──────── DATA SECTION ────────

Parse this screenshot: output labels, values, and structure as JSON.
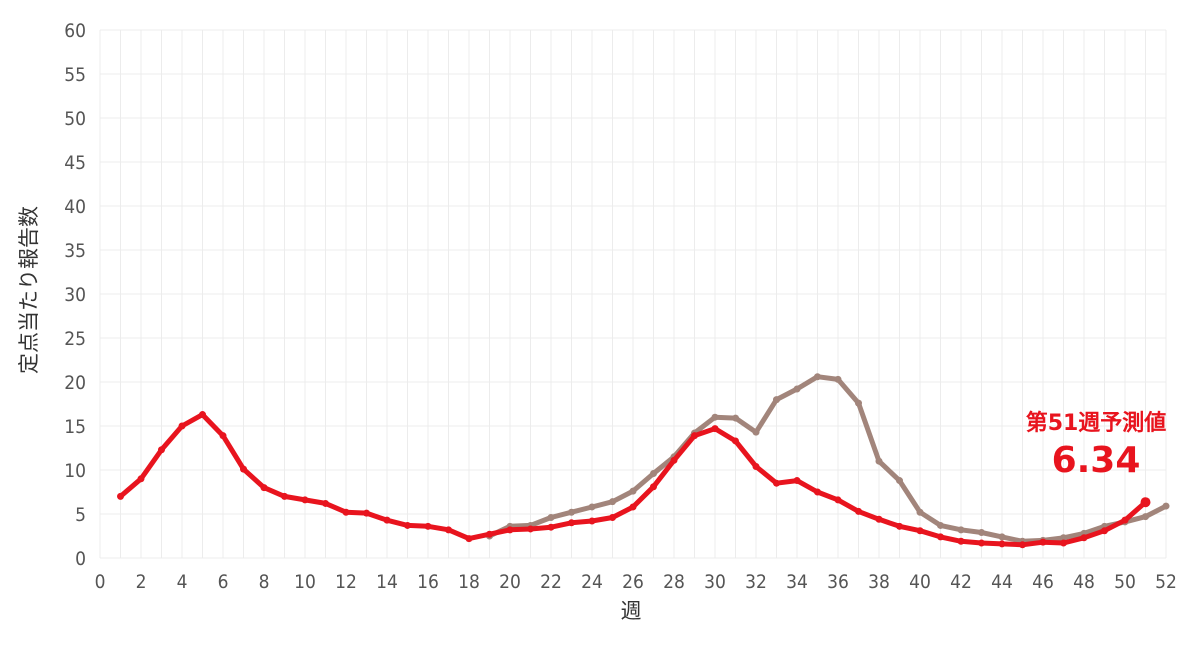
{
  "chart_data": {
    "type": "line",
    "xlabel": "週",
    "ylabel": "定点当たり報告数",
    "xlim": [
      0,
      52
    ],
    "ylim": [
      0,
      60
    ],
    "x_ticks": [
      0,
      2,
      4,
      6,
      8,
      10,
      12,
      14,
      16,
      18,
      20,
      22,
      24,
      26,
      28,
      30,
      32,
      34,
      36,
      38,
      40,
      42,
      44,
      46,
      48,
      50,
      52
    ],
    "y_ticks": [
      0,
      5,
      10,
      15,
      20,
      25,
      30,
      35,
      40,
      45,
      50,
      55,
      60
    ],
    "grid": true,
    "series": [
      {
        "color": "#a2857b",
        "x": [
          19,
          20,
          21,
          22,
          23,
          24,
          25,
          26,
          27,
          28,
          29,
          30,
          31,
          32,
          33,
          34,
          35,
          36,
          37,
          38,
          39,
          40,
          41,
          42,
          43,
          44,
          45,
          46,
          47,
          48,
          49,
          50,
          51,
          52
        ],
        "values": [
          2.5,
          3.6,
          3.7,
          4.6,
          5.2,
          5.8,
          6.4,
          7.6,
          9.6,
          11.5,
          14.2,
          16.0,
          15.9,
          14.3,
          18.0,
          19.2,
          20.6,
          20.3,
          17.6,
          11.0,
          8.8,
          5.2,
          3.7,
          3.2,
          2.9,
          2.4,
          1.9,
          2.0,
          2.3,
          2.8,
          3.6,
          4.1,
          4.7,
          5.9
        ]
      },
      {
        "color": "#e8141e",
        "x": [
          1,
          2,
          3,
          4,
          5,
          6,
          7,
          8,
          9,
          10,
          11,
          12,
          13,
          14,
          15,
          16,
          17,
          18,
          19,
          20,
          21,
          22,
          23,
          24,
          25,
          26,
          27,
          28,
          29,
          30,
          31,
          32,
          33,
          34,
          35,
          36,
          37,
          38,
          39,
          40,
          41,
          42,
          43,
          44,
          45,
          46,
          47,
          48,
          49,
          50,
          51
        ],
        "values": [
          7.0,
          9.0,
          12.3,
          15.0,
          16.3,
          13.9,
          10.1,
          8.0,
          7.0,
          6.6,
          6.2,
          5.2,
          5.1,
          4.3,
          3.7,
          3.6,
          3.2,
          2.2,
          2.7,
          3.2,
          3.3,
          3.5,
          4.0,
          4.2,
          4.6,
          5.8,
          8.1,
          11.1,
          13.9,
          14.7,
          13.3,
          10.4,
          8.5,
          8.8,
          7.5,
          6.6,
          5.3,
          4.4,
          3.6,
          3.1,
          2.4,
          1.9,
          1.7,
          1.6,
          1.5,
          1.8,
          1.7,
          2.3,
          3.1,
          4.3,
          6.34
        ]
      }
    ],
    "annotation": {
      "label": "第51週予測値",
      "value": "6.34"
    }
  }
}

────────
──────── DATA SECTION ────────

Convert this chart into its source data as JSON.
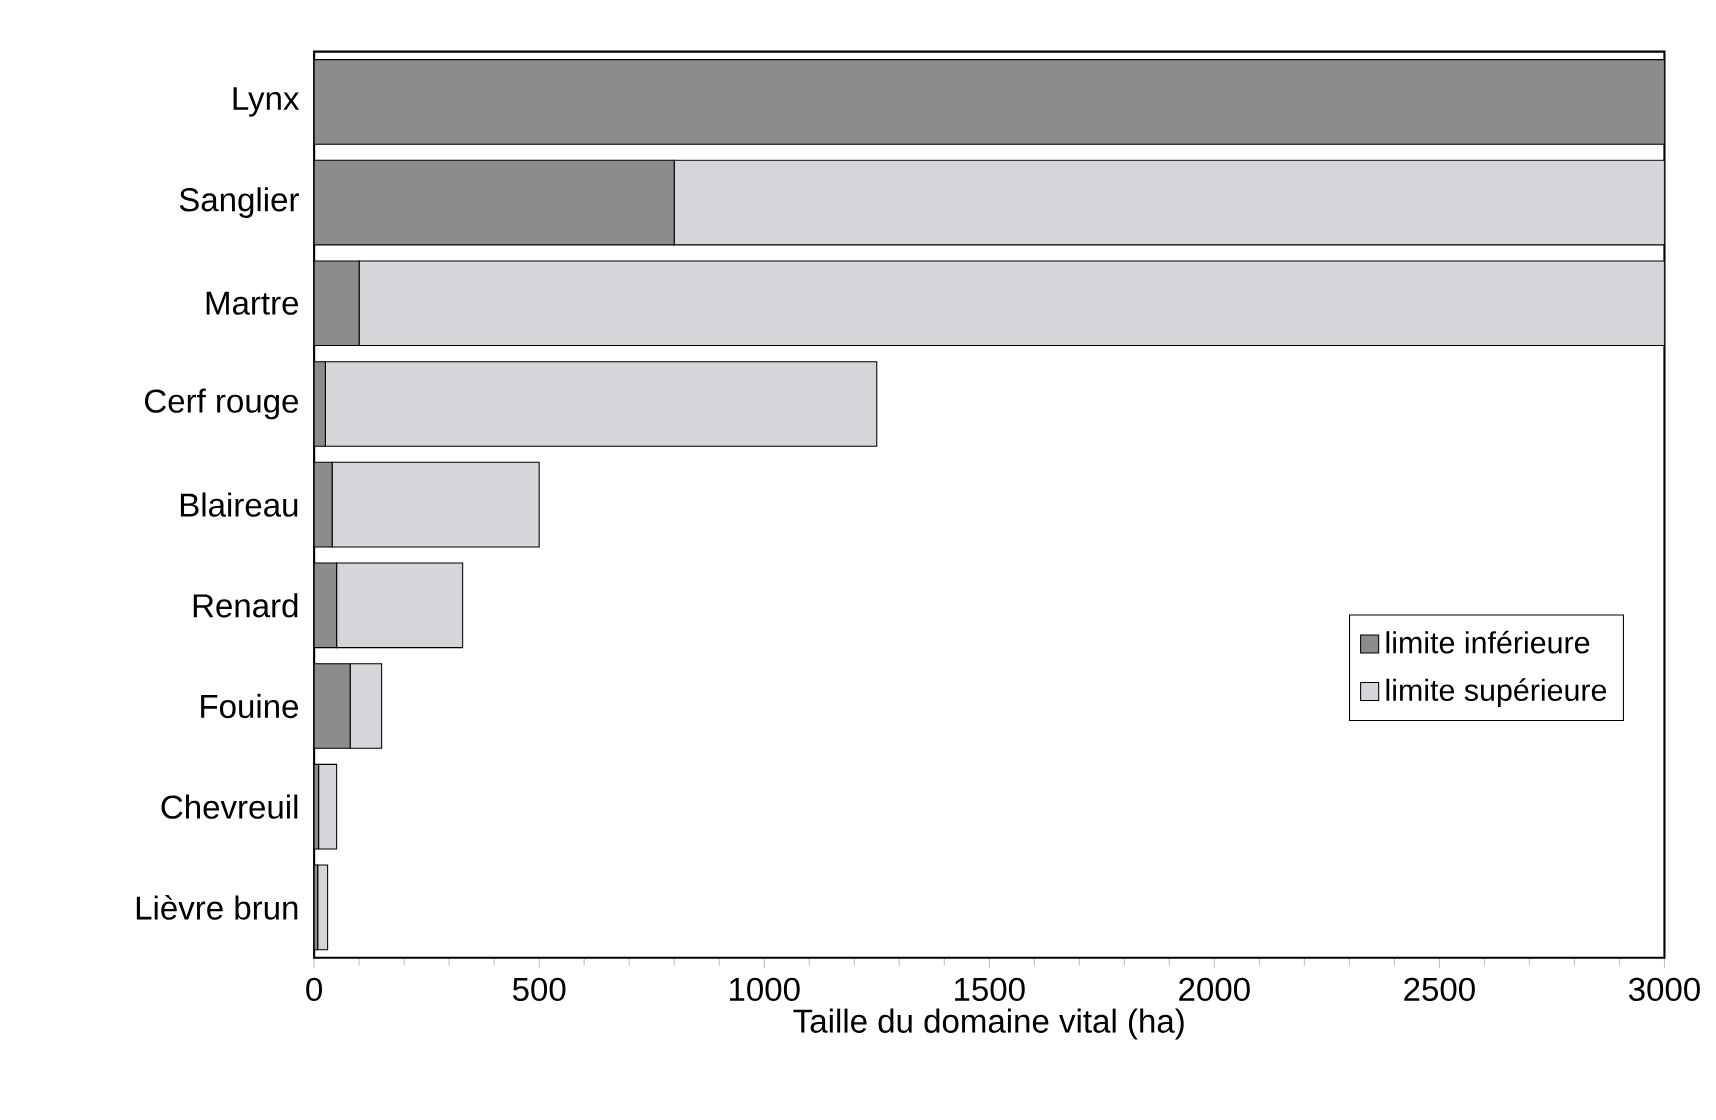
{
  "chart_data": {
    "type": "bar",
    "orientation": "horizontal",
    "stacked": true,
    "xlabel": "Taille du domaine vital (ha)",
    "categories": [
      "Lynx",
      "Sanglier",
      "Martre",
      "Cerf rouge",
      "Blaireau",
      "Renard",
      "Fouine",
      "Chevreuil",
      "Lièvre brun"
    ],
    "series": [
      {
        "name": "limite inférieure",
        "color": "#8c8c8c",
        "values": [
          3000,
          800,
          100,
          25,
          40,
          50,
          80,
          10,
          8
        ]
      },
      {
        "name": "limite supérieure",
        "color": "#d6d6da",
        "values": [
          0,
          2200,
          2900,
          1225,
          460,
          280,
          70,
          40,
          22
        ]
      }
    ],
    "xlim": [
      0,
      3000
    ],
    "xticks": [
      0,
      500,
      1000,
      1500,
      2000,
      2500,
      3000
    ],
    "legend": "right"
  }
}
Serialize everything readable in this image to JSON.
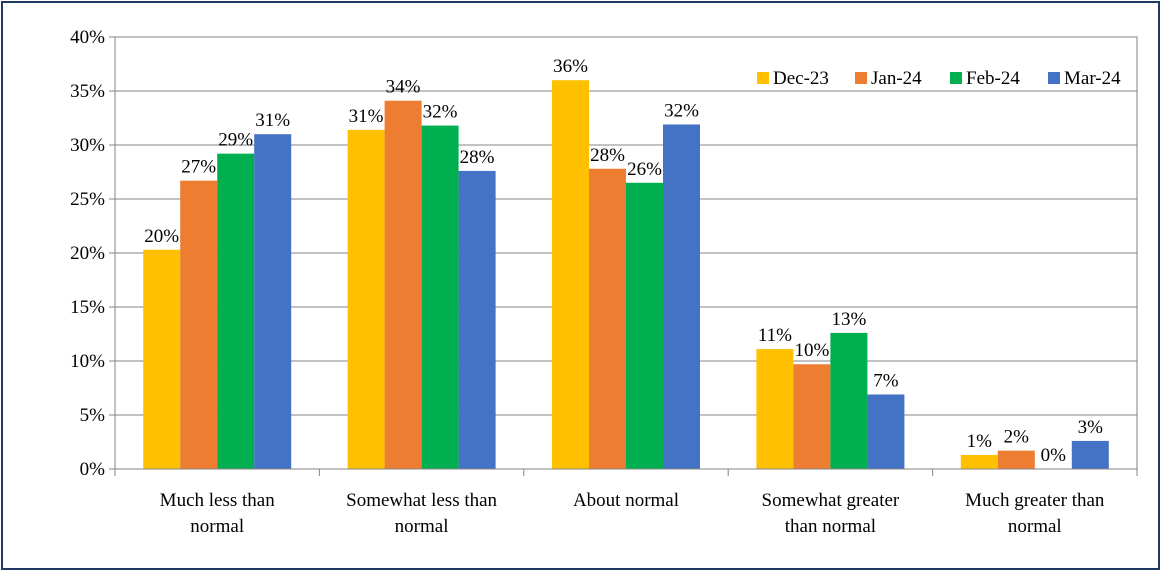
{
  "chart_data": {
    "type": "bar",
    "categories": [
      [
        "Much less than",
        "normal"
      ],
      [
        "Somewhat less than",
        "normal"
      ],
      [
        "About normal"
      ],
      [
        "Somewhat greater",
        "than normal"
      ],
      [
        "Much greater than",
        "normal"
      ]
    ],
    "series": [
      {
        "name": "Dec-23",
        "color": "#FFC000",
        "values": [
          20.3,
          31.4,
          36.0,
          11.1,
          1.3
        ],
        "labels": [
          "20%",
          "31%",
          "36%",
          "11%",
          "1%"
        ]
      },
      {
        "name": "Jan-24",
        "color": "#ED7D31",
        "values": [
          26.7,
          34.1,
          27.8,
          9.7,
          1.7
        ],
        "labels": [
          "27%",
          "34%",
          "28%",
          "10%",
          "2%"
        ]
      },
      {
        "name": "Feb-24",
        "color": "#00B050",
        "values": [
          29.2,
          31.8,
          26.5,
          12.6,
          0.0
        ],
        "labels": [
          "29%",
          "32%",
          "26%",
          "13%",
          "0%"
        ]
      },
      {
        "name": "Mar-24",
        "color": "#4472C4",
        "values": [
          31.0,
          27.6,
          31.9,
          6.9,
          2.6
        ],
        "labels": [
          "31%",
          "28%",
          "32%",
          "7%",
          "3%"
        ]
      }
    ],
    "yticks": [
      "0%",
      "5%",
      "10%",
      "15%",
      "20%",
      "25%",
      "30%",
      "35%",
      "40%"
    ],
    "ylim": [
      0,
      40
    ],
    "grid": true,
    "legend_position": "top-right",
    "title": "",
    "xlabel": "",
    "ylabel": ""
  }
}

────────

Set out every line from the material that contains the string "limite".

- RESULT:
        "name": "limite inférieure",
        "name": "limite supérieure",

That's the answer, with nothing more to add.